__What the exercise asks__
Please transcribe the data that follows without the pictures, keeping every word the same.

BEGIN Information supplied

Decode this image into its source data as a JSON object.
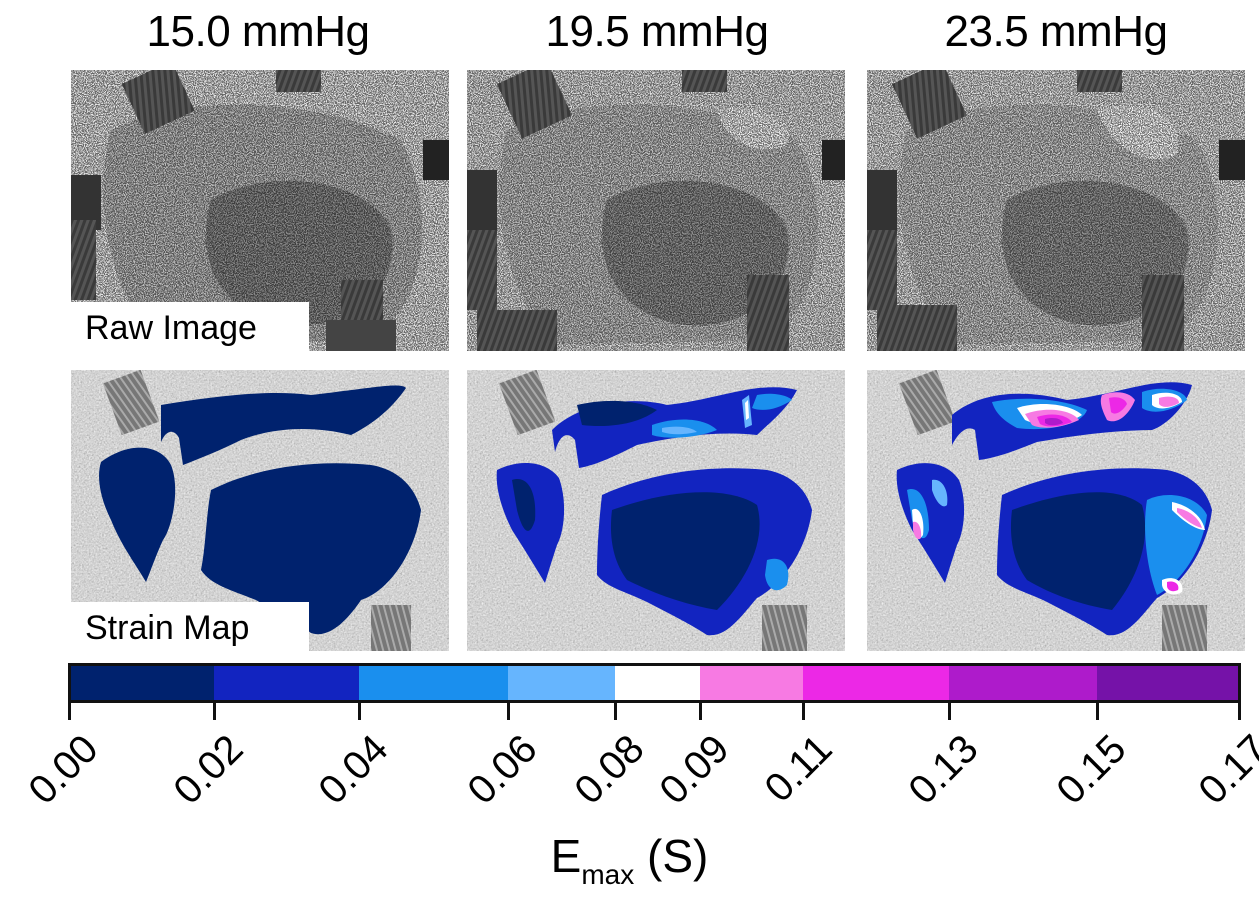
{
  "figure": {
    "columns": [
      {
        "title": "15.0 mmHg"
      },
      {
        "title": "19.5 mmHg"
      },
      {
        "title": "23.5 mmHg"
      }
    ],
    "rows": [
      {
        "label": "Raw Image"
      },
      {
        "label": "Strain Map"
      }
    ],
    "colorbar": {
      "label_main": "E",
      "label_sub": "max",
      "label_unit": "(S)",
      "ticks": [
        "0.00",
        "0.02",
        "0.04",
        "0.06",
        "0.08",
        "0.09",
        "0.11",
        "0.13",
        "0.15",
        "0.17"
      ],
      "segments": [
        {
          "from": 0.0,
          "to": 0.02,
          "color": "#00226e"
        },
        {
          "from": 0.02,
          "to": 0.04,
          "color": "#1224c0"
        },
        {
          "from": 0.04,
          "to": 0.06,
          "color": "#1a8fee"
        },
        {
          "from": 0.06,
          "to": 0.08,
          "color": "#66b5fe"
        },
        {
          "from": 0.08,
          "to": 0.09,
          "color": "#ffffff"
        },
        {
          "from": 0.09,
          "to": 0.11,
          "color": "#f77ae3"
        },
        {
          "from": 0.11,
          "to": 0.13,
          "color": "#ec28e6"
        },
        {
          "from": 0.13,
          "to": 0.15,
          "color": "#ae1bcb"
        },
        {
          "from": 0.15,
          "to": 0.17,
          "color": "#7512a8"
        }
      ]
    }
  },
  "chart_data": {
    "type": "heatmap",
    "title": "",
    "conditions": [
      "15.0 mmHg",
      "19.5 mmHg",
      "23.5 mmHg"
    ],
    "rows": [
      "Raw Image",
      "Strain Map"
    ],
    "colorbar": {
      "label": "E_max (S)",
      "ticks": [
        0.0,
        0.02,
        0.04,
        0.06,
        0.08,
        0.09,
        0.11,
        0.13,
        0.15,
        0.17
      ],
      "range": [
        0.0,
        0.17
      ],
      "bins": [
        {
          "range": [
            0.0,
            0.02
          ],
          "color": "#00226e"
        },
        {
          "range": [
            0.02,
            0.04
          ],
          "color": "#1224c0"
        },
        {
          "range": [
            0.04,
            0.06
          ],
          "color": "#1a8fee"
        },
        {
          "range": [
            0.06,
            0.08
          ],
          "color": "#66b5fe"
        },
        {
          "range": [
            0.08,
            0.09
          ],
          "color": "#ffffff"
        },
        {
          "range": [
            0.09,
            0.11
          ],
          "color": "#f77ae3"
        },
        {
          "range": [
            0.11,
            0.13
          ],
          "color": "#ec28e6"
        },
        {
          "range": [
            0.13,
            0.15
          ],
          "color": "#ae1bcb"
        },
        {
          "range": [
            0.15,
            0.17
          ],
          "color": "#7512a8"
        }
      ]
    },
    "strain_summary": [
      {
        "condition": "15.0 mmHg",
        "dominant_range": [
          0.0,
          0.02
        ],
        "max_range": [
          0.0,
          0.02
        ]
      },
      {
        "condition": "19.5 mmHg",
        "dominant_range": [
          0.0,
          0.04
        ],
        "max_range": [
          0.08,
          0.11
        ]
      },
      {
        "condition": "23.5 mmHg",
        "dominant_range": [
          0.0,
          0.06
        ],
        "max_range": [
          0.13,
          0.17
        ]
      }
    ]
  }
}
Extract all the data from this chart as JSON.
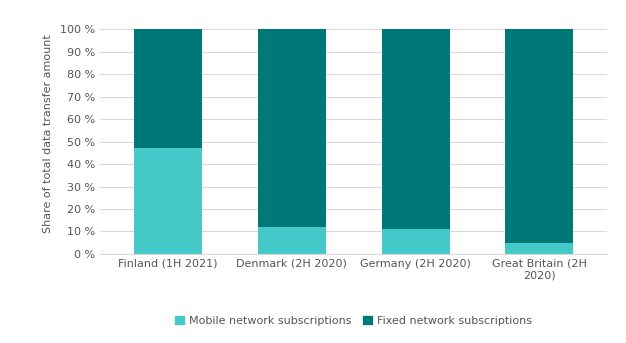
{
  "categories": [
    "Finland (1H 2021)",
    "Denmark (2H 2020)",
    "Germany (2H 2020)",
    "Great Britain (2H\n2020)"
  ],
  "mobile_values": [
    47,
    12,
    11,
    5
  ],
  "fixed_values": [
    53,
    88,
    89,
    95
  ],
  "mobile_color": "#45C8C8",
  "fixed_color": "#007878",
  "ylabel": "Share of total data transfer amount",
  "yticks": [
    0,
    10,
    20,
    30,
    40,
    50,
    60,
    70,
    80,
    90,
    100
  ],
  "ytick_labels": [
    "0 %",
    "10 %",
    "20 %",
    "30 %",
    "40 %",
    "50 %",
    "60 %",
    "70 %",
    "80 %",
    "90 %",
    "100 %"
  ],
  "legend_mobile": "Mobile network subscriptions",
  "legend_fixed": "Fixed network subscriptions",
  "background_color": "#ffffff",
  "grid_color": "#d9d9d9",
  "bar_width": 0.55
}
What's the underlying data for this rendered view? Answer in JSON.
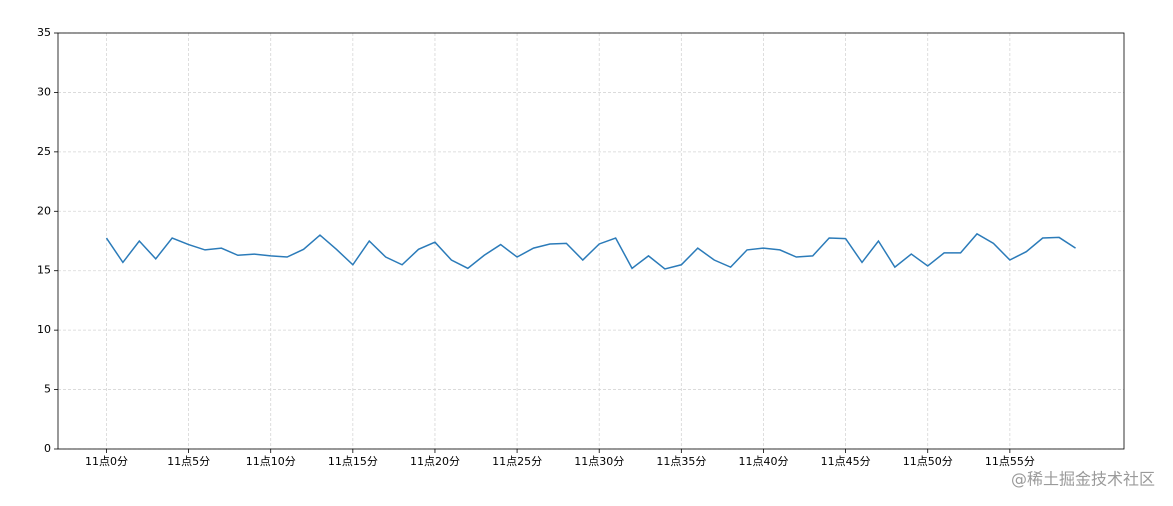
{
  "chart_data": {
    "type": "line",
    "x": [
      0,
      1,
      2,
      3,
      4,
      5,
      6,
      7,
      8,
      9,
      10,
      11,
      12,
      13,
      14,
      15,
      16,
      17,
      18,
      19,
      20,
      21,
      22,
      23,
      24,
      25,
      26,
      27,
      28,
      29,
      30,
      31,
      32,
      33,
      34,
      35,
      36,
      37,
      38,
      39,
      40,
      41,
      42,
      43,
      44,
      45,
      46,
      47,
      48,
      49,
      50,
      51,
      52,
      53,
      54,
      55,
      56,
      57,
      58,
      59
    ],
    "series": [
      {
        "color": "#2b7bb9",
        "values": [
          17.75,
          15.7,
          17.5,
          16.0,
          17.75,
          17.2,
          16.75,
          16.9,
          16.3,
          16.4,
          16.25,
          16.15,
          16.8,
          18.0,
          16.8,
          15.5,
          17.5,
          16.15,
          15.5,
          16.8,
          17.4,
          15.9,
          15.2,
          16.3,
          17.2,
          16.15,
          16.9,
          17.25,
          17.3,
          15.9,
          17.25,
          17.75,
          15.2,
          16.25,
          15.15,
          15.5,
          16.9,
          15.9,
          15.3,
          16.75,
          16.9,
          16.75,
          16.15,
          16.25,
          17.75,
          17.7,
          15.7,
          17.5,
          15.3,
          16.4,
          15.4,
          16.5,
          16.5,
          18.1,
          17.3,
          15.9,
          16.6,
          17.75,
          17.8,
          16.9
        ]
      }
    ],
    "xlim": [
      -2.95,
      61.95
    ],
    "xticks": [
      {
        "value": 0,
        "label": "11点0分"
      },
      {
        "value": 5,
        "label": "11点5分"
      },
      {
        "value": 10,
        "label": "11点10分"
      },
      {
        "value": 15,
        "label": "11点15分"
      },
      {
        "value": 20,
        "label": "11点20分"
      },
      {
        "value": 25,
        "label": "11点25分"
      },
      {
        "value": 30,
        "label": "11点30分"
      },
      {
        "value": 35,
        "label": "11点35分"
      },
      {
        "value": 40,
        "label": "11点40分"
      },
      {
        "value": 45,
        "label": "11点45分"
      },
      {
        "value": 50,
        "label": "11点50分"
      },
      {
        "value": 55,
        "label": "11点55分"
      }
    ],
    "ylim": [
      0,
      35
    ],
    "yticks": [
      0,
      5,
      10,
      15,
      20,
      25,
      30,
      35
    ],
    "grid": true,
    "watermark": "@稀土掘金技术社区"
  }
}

END Information supplied

__Reply to the task__
Decode this image into its source data as a JSON object.
{
  "figure": {
    "columns": [
      {
        "title": "15.0 mmHg"
      },
      {
        "title": "19.5 mmHg"
      },
      {
        "title": "23.5 mmHg"
      }
    ],
    "rows": [
      {
        "label": "Raw Image"
      },
      {
        "label": "Strain Map"
      }
    ],
    "colorbar": {
      "label_main": "E",
      "label_sub": "max",
      "label_unit": "(S)",
      "ticks": [
        "0.00",
        "0.02",
        "0.04",
        "0.06",
        "0.08",
        "0.09",
        "0.11",
        "0.13",
        "0.15",
        "0.17"
      ],
      "segments": [
        {
          "from": 0.0,
          "to": 0.02,
          "color": "#00226e"
        },
        {
          "from": 0.02,
          "to": 0.04,
          "color": "#1224c0"
        },
        {
          "from": 0.04,
          "to": 0.06,
          "color": "#1a8fee"
        },
        {
          "from": 0.06,
          "to": 0.08,
          "color": "#66b5fe"
        },
        {
          "from": 0.08,
          "to": 0.09,
          "color": "#ffffff"
        },
        {
          "from": 0.09,
          "to": 0.11,
          "color": "#f77ae3"
        },
        {
          "from": 0.11,
          "to": 0.13,
          "color": "#ec28e6"
        },
        {
          "from": 0.13,
          "to": 0.15,
          "color": "#ae1bcb"
        },
        {
          "from": 0.15,
          "to": 0.17,
          "color": "#7512a8"
        }
      ]
    }
  },
  "chart_data": {
    "type": "heatmap",
    "title": "",
    "conditions": [
      "15.0 mmHg",
      "19.5 mmHg",
      "23.5 mmHg"
    ],
    "rows": [
      "Raw Image",
      "Strain Map"
    ],
    "colorbar": {
      "label": "E_max (S)",
      "ticks": [
        0.0,
        0.02,
        0.04,
        0.06,
        0.08,
        0.09,
        0.11,
        0.13,
        0.15,
        0.17
      ],
      "range": [
        0.0,
        0.17
      ],
      "bins": [
        {
          "range": [
            0.0,
            0.02
          ],
          "color": "#00226e"
        },
        {
          "range": [
            0.02,
            0.04
          ],
          "color": "#1224c0"
        },
        {
          "range": [
            0.04,
            0.06
          ],
          "color": "#1a8fee"
        },
        {
          "range": [
            0.06,
            0.08
          ],
          "color": "#66b5fe"
        },
        {
          "range": [
            0.08,
            0.09
          ],
          "color": "#ffffff"
        },
        {
          "range": [
            0.09,
            0.11
          ],
          "color": "#f77ae3"
        },
        {
          "range": [
            0.11,
            0.13
          ],
          "color": "#ec28e6"
        },
        {
          "range": [
            0.13,
            0.15
          ],
          "color": "#ae1bcb"
        },
        {
          "range": [
            0.15,
            0.17
          ],
          "color": "#7512a8"
        }
      ]
    },
    "strain_summary": [
      {
        "condition": "15.0 mmHg",
        "dominant_range": [
          0.0,
          0.02
        ],
        "max_range": [
          0.0,
          0.02
        ]
      },
      {
        "condition": "19.5 mmHg",
        "dominant_range": [
          0.0,
          0.04
        ],
        "max_range": [
          0.08,
          0.11
        ]
      },
      {
        "condition": "23.5 mmHg",
        "dominant_range": [
          0.0,
          0.06
        ],
        "max_range": [
          0.13,
          0.17
        ]
      }
    ]
  }
}
Extract all the data from this chart as JSON.
{
  "categories": [
    "Finland (1H 2021)",
    "Denmark (2H 2020)",
    "Germany (2H 2020)",
    "Great Britain (2H\n2020)"
  ],
  "mobile_values": [
    47,
    12,
    11,
    5
  ],
  "fixed_values": [
    53,
    88,
    89,
    95
  ],
  "mobile_color": "#45C8C8",
  "fixed_color": "#007878",
  "ylabel": "Share of total data transfer amount",
  "yticks": [
    0,
    10,
    20,
    30,
    40,
    50,
    60,
    70,
    80,
    90,
    100
  ],
  "ytick_labels": [
    "0 %",
    "10 %",
    "20 %",
    "30 %",
    "40 %",
    "50 %",
    "60 %",
    "70 %",
    "80 %",
    "90 %",
    "100 %"
  ],
  "legend_mobile": "Mobile network subscriptions",
  "legend_fixed": "Fixed network subscriptions",
  "background_color": "#ffffff",
  "grid_color": "#d9d9d9",
  "bar_width": 0.55
}
What's the underlying data for this rendered view? Answer in JSON.
{
  "chart_data": {
    "type": "line",
    "x": [
      0,
      1,
      2,
      3,
      4,
      5,
      6,
      7,
      8,
      9,
      10,
      11,
      12,
      13,
      14,
      15,
      16,
      17,
      18,
      19,
      20,
      21,
      22,
      23,
      24,
      25,
      26,
      27,
      28,
      29,
      30,
      31,
      32,
      33,
      34,
      35,
      36,
      37,
      38,
      39,
      40,
      41,
      42,
      43,
      44,
      45,
      46,
      47,
      48,
      49,
      50,
      51,
      52,
      53,
      54,
      55,
      56,
      57,
      58,
      59
    ],
    "series": [
      {
        "color": "#2b7bb9",
        "values": [
          17.75,
          15.7,
          17.5,
          16.0,
          17.75,
          17.2,
          16.75,
          16.9,
          16.3,
          16.4,
          16.25,
          16.15,
          16.8,
          18.0,
          16.8,
          15.5,
          17.5,
          16.15,
          15.5,
          16.8,
          17.4,
          15.9,
          15.2,
          16.3,
          17.2,
          16.15,
          16.9,
          17.25,
          17.3,
          15.9,
          17.25,
          17.75,
          15.2,
          16.25,
          15.15,
          15.5,
          16.9,
          15.9,
          15.3,
          16.75,
          16.9,
          16.75,
          16.15,
          16.25,
          17.75,
          17.7,
          15.7,
          17.5,
          15.3,
          16.4,
          15.4,
          16.5,
          16.5,
          18.1,
          17.3,
          15.9,
          16.6,
          17.75,
          17.8,
          16.9
        ]
      }
    ],
    "xlim": [
      -2.95,
      61.95
    ],
    "xticks": [
      {
        "value": 0,
        "label": "11点0分"
      },
      {
        "value": 5,
        "label": "11点5分"
      },
      {
        "value": 10,
        "label": "11点10分"
      },
      {
        "value": 15,
        "label": "11点15分"
      },
      {
        "value": 20,
        "label": "11点20分"
      },
      {
        "value": 25,
        "label": "11点25分"
      },
      {
        "value": 30,
        "label": "11点30分"
      },
      {
        "value": 35,
        "label": "11点35分"
      },
      {
        "value": 40,
        "label": "11点40分"
      },
      {
        "value": 45,
        "label": "11点45分"
      },
      {
        "value": 50,
        "label": "11点50分"
      },
      {
        "value": 55,
        "label": "11点55分"
      }
    ],
    "ylim": [
      0,
      35
    ],
    "yticks": [
      0,
      5,
      10,
      15,
      20,
      25,
      30,
      35
    ],
    "grid": true,
    "watermark": "@稀土掘金技术社区"
  }
}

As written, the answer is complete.